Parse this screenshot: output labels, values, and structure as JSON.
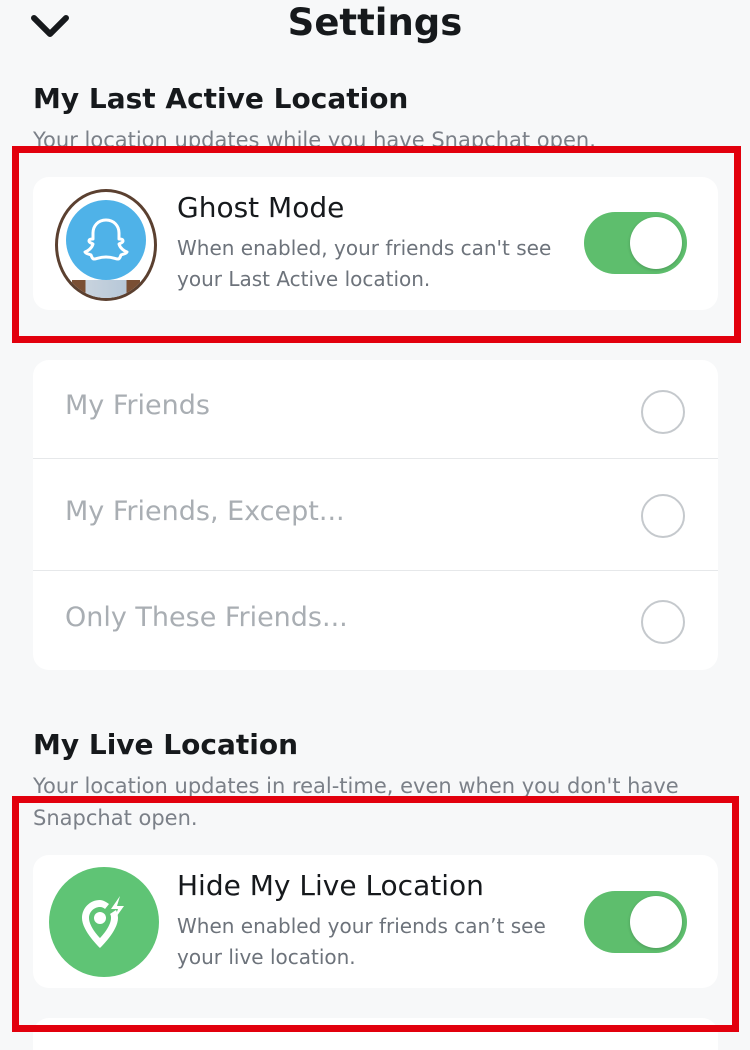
{
  "header": {
    "title": "Settings",
    "back_icon": "chevron-down-icon"
  },
  "last_active": {
    "title": "My Last Active Location",
    "subtitle": "Your location updates while you have Snapchat open.",
    "ghost_mode": {
      "title": "Ghost Mode",
      "description": "When enabled, your friends can't see your Last Active location.",
      "enabled": true,
      "icon": "snapchat-ghost-icon"
    },
    "options": [
      {
        "label": "My Friends",
        "selected": false
      },
      {
        "label": "My Friends, Except...",
        "selected": false
      },
      {
        "label": "Only These Friends...",
        "selected": false
      }
    ]
  },
  "live_location": {
    "title": "My Live Location",
    "subtitle": "Your location updates in real-time, even when you don't have Snapchat open.",
    "hide_live": {
      "title": "Hide My Live Location",
      "description": "When enabled your friends can’t see your live location.",
      "enabled": true,
      "icon": "location-pin-bolt-icon"
    }
  },
  "colors": {
    "toggle_on": "#5ebe6d",
    "highlight": "#e2000d",
    "ghost_bg": "#4fb2e8",
    "live_bg": "#5fc475"
  }
}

◇ ◇ ◇ ◇ ◇

| DIRECTIONS |
Print all of the entries word for word. Skip any images they contain.

| TASK ANSWER |
Parse this screenshot: output labels, values, and structure as JSON.
{
  "header": {
    "title": "Settings",
    "back_icon": "chevron-down-icon"
  },
  "last_active": {
    "title": "My Last Active Location",
    "subtitle": "Your location updates while you have Snapchat open.",
    "ghost_mode": {
      "title": "Ghost Mode",
      "description": "When enabled, your friends can't see your Last Active location.",
      "enabled": true,
      "icon": "snapchat-ghost-icon"
    },
    "options": [
      {
        "label": "My Friends",
        "selected": false
      },
      {
        "label": "My Friends, Except...",
        "selected": false
      },
      {
        "label": "Only These Friends...",
        "selected": false
      }
    ]
  },
  "live_location": {
    "title": "My Live Location",
    "subtitle": "Your location updates in real-time, even when you don't have Snapchat open.",
    "hide_live": {
      "title": "Hide My Live Location",
      "description": "When enabled your friends can’t see your live location.",
      "enabled": true,
      "icon": "location-pin-bolt-icon"
    }
  },
  "colors": {
    "toggle_on": "#5ebe6d",
    "highlight": "#e2000d",
    "ghost_bg": "#4fb2e8",
    "live_bg": "#5fc475"
  }
}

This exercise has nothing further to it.